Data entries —
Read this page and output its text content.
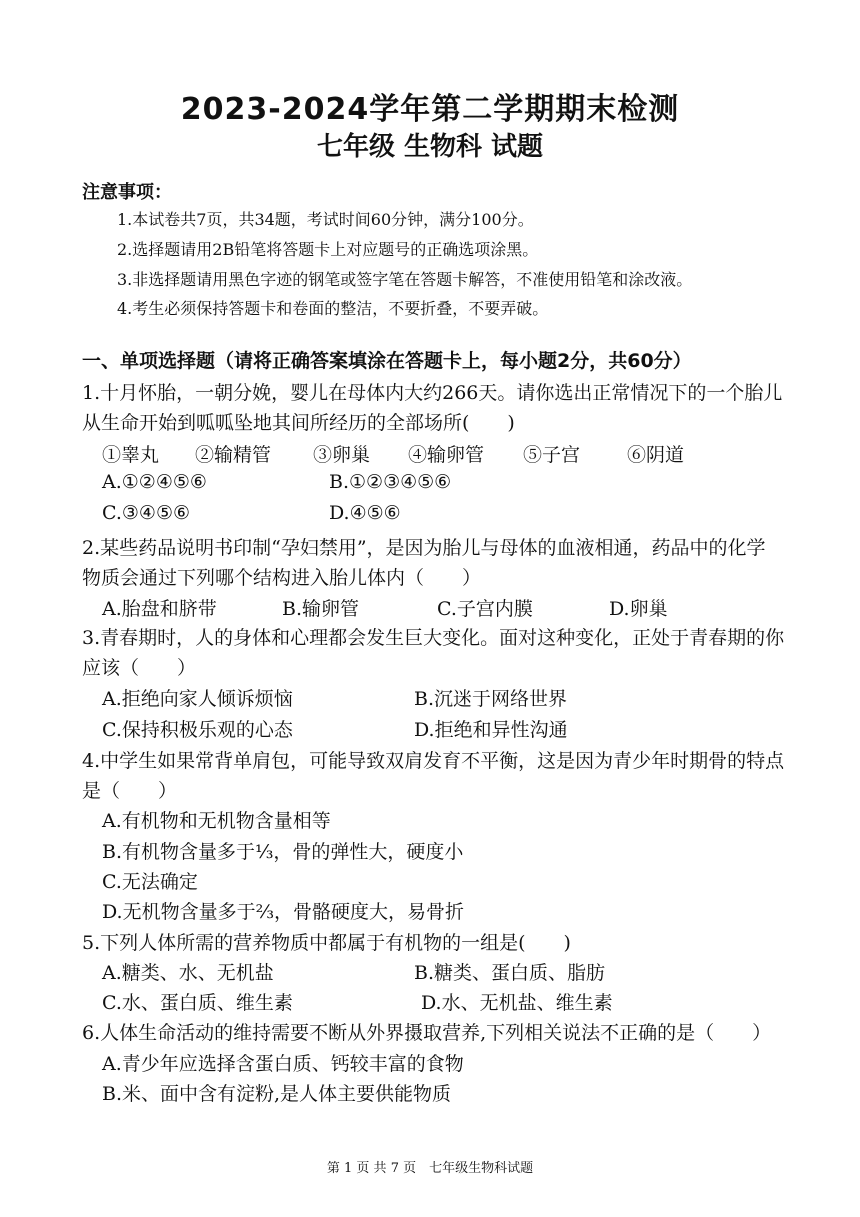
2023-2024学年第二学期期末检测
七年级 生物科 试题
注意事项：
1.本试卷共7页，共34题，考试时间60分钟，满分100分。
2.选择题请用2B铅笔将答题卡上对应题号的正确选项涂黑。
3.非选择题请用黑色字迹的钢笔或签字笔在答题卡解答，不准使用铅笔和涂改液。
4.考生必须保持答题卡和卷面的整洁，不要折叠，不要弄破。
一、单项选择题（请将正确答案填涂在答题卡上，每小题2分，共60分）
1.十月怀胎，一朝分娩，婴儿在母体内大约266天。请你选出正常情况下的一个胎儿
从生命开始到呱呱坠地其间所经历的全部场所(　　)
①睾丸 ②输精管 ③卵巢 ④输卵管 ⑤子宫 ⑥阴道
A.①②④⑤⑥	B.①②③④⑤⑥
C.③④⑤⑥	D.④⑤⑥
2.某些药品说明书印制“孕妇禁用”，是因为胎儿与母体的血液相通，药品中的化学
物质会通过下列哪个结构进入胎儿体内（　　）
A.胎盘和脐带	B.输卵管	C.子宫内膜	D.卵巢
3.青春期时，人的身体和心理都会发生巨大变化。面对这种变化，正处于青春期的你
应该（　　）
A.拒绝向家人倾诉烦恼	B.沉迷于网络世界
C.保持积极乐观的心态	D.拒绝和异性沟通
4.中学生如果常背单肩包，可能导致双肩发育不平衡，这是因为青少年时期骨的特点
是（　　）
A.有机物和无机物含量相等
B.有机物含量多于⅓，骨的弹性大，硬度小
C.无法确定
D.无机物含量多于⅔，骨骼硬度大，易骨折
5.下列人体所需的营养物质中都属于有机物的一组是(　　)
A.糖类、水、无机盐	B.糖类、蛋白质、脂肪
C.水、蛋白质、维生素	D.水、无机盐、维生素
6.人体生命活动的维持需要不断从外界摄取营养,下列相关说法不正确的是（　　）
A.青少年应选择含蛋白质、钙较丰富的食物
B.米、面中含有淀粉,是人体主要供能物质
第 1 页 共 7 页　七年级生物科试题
---
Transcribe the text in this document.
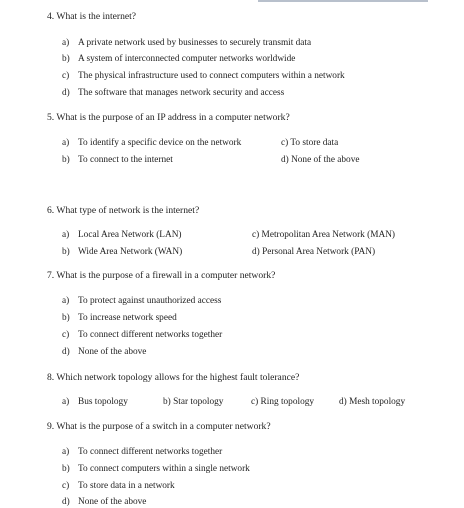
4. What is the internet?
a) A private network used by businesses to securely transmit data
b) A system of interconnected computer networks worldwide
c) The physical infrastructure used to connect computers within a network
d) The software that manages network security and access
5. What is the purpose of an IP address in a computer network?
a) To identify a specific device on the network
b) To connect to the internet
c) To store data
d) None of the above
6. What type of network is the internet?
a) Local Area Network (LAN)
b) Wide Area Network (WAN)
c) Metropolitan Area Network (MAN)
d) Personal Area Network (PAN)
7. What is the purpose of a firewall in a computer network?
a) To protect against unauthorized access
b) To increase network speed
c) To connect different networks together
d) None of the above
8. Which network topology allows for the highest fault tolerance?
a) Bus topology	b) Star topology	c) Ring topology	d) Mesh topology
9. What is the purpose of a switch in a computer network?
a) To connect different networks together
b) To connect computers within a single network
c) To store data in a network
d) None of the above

Set exercise — Pick out the lines that contain "What" and copy them.

Answer to the task —
4. What is the internet?
5. What is the purpose of an IP address in a computer network?
6. What type of network is the internet?
7. What is the purpose of a firewall in a computer network?
9. What is the purpose of a switch in a computer network?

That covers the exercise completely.